[Job] Which lines have the string "sitios"? Copy all of them from the entries below.

[Given data]
========================================================================

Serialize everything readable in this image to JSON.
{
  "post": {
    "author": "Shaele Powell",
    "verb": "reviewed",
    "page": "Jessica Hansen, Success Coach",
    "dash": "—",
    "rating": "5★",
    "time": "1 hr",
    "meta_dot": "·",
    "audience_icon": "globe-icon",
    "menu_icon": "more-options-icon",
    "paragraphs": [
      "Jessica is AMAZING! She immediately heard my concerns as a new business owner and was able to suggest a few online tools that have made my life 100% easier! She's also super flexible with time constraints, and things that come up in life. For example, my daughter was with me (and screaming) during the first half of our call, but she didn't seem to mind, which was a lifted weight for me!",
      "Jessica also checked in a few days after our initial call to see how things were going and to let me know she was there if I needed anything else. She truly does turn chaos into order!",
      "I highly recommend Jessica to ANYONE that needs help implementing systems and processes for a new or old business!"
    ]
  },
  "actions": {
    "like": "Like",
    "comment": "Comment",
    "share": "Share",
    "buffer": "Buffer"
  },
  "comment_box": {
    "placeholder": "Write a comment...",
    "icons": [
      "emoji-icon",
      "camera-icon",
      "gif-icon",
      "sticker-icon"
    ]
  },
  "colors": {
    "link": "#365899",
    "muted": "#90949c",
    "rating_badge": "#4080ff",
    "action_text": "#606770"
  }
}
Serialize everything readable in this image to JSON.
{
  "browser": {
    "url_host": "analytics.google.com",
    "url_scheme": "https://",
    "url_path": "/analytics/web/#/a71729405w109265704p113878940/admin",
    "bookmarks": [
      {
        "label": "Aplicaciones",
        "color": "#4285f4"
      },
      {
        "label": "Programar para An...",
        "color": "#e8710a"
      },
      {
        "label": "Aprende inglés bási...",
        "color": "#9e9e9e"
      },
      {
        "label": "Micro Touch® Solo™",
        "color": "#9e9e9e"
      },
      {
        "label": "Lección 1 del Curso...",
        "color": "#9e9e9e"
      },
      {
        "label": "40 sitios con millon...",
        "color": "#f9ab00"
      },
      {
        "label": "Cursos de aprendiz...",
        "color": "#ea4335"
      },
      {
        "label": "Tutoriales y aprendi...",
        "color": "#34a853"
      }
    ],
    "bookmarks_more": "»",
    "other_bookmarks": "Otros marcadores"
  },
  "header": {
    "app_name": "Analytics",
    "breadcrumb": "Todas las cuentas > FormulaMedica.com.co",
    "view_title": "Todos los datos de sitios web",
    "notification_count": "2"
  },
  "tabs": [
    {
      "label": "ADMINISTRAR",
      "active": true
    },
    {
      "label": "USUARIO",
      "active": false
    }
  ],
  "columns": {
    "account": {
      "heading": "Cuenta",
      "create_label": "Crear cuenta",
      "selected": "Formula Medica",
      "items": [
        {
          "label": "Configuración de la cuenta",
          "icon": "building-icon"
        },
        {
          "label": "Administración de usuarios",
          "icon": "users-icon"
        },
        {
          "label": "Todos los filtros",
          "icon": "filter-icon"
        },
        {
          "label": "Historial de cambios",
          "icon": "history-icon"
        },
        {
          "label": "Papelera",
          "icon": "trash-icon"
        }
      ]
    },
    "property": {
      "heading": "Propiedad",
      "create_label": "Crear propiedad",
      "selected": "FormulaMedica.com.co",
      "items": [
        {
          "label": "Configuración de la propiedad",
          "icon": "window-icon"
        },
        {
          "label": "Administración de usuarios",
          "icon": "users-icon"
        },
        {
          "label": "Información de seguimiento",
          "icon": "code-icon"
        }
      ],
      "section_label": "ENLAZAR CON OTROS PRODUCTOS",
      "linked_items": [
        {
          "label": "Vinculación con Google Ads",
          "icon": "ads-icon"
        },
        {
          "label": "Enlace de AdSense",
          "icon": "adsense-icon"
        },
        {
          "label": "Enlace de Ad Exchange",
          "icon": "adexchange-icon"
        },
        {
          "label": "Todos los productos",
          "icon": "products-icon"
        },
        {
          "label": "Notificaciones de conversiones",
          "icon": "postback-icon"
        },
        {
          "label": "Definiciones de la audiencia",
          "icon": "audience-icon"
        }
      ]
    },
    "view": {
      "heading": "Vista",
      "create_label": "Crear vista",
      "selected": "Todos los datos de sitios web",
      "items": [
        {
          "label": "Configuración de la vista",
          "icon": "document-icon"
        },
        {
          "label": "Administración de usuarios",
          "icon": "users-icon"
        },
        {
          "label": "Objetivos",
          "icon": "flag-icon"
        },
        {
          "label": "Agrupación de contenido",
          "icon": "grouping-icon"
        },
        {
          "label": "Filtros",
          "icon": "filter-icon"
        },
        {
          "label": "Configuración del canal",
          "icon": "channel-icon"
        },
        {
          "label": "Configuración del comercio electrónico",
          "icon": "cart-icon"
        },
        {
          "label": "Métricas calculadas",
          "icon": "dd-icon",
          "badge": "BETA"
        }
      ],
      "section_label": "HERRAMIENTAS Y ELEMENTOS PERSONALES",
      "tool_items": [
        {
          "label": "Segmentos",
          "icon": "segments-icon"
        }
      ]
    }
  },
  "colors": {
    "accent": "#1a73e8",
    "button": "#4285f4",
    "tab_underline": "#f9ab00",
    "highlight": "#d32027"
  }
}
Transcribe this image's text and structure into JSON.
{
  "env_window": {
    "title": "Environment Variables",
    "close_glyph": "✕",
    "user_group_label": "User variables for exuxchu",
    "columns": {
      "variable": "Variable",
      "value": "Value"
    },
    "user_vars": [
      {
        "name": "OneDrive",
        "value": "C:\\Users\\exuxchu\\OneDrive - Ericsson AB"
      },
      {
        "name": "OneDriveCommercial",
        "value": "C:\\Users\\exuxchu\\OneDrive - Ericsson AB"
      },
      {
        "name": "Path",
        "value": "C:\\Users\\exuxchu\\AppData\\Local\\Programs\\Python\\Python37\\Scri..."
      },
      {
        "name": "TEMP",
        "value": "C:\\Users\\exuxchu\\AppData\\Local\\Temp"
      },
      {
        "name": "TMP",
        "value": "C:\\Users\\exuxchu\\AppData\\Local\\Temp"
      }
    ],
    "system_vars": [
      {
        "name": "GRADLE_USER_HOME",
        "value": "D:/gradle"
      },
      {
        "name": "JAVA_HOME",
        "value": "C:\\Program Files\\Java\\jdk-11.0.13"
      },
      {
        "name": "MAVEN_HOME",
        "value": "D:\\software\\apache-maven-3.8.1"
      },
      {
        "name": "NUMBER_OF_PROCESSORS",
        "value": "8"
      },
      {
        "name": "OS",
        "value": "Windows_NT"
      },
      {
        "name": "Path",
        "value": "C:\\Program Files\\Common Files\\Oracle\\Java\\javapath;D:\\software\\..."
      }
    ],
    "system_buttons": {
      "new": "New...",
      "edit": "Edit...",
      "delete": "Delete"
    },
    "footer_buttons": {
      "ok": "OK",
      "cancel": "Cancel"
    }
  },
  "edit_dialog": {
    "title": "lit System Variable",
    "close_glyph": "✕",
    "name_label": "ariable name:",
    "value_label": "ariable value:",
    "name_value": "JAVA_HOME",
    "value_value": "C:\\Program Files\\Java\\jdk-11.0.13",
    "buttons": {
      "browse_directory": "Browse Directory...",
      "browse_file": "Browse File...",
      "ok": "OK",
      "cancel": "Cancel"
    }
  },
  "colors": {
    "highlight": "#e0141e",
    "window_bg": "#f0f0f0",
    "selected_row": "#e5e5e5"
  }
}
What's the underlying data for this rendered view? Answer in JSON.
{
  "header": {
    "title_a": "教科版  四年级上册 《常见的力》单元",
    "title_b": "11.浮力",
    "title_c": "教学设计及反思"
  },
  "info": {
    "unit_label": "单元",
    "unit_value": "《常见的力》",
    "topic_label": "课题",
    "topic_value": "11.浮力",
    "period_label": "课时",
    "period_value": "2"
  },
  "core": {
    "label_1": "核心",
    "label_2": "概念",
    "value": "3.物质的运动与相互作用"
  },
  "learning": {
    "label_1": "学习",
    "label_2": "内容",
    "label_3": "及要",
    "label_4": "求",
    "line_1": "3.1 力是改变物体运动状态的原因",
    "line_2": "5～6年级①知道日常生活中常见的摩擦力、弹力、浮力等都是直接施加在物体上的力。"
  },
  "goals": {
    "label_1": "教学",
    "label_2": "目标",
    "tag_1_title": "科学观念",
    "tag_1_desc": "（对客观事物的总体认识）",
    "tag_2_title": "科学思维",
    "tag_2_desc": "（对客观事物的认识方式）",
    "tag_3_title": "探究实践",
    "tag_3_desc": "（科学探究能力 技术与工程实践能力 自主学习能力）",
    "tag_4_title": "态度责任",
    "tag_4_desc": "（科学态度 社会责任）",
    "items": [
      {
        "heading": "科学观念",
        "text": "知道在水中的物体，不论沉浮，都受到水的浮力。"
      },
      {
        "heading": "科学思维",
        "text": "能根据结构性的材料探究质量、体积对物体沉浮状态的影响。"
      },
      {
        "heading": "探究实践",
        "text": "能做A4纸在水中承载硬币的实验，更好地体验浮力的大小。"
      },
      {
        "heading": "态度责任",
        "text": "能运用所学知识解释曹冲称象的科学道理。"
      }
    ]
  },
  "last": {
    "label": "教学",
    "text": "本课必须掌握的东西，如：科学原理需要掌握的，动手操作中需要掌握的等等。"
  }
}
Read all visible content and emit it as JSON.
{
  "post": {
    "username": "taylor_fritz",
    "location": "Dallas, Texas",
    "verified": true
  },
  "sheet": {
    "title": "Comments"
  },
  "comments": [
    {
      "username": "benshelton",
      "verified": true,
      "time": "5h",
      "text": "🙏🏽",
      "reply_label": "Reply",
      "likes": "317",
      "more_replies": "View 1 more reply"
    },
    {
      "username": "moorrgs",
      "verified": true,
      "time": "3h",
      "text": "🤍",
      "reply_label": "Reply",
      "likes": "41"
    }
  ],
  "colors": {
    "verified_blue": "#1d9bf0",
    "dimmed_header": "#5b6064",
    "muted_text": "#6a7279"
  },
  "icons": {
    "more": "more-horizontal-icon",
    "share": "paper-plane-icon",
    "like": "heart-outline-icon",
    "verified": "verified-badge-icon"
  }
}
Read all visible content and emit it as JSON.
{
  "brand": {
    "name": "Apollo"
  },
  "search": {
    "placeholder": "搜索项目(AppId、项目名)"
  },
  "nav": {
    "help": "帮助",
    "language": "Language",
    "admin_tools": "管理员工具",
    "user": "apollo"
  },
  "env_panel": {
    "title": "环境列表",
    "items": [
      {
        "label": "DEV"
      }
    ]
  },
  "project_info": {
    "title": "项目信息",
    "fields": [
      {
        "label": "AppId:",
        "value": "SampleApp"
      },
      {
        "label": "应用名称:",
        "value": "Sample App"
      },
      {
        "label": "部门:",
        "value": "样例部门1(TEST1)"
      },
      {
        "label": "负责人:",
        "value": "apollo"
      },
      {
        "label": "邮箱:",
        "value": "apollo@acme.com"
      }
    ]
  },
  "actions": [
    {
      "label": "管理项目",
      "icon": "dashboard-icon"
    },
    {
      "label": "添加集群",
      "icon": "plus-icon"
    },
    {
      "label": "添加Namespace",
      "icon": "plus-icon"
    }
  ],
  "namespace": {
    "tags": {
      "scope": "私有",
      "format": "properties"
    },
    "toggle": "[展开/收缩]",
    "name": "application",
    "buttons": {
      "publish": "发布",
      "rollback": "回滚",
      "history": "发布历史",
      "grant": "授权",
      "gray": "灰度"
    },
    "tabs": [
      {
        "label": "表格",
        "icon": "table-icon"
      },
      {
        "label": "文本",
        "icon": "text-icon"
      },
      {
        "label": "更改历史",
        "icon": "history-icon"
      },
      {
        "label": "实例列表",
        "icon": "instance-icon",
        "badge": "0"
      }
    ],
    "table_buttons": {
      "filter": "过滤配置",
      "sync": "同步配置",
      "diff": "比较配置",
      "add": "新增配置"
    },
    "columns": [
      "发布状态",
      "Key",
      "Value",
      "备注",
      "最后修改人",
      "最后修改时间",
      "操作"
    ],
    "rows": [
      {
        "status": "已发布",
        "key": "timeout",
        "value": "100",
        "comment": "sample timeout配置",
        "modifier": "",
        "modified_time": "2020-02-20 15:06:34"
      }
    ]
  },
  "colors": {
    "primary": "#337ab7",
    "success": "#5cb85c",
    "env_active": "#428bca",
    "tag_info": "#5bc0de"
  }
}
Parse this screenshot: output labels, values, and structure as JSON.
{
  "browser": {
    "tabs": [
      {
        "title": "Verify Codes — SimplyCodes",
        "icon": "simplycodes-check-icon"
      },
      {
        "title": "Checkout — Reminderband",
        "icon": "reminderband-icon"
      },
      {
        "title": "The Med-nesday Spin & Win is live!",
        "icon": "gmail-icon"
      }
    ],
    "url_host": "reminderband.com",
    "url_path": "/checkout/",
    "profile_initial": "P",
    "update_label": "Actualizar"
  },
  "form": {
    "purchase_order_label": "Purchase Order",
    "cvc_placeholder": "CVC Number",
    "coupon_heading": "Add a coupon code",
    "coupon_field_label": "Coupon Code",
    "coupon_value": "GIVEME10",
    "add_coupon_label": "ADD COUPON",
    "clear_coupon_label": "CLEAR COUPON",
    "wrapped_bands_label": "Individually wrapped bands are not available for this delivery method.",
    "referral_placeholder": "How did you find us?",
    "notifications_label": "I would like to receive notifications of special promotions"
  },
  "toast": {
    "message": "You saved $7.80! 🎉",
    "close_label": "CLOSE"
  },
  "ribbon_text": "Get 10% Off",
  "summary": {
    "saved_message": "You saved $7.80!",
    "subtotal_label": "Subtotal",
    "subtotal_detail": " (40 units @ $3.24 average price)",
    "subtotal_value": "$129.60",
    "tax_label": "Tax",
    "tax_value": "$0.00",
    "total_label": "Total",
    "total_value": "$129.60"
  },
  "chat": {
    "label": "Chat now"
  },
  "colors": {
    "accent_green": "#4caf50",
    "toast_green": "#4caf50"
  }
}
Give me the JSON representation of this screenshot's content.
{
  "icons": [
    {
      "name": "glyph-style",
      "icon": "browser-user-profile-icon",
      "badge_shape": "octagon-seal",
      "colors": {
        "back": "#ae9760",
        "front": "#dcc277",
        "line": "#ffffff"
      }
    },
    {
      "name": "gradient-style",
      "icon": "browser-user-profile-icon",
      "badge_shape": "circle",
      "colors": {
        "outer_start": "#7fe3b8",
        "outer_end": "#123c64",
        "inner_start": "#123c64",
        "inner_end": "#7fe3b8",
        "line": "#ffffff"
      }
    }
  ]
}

========================================================================

[Complete response]
        "label": "40 sitios con millon...",
    "view_title": "Todos los datos de sitios web",
      "selected": "Todos los datos de sitios web",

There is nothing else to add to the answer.